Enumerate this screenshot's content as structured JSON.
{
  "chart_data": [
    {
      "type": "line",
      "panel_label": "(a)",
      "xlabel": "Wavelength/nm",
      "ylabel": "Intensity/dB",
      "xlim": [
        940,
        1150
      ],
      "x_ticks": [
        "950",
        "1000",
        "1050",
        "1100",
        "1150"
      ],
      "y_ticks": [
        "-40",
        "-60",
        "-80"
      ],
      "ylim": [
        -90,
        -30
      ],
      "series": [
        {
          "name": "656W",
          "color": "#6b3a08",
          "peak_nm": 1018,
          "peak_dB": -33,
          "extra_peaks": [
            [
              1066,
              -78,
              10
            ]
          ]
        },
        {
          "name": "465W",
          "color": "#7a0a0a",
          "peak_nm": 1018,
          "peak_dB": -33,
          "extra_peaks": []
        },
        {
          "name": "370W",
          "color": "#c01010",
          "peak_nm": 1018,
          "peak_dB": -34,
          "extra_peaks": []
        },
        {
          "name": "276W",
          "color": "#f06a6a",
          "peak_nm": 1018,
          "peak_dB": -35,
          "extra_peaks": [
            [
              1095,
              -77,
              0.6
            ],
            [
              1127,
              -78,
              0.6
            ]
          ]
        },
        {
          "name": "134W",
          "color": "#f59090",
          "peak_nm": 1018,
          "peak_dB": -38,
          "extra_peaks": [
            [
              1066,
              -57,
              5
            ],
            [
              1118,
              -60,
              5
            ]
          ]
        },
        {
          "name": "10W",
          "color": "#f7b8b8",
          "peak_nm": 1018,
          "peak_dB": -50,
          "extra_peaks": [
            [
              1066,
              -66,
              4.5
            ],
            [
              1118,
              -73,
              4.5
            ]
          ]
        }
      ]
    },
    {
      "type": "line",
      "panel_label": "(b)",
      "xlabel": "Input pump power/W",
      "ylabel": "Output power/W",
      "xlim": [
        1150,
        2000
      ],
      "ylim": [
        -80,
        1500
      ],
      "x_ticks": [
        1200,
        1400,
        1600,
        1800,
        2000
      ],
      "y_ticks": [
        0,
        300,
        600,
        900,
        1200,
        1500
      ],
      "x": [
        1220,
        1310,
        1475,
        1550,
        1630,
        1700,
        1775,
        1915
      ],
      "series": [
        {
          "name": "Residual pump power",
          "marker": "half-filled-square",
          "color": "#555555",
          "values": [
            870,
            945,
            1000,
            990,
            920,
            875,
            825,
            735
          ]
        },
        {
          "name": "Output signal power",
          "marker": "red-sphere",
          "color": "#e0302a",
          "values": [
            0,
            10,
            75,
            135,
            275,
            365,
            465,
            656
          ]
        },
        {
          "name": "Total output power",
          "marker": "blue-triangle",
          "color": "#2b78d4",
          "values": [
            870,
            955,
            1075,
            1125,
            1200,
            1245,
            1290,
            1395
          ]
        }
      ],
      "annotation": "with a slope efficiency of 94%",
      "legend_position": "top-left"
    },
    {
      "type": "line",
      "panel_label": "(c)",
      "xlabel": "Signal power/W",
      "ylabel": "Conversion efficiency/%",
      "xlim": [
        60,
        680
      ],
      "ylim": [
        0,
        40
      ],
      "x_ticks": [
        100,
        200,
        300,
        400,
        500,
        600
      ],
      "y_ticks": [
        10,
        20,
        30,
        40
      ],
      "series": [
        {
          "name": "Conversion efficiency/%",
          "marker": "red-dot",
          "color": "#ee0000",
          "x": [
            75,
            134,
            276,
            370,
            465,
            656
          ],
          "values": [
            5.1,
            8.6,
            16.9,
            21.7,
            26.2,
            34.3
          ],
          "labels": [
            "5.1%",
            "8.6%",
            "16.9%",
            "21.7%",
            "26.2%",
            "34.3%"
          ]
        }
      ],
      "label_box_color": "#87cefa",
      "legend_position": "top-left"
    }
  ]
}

++++++++

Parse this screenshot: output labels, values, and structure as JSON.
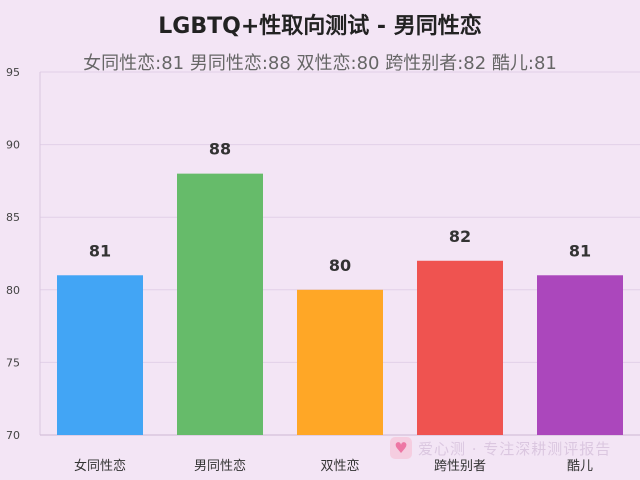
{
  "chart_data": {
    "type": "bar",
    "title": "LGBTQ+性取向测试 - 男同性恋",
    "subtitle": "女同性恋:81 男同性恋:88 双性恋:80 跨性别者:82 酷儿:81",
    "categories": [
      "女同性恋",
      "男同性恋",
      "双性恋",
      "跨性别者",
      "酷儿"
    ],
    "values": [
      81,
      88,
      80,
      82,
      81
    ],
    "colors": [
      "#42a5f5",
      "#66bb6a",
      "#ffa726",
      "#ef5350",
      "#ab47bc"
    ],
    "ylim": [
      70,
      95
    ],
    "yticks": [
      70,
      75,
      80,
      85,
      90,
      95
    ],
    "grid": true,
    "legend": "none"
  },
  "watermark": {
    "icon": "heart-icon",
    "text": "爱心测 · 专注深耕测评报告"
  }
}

++++++++

TASK DETAILS =
Find the number of lines in which the word "JSON" occurs, and write nothing but that number.

SOLUTION =
2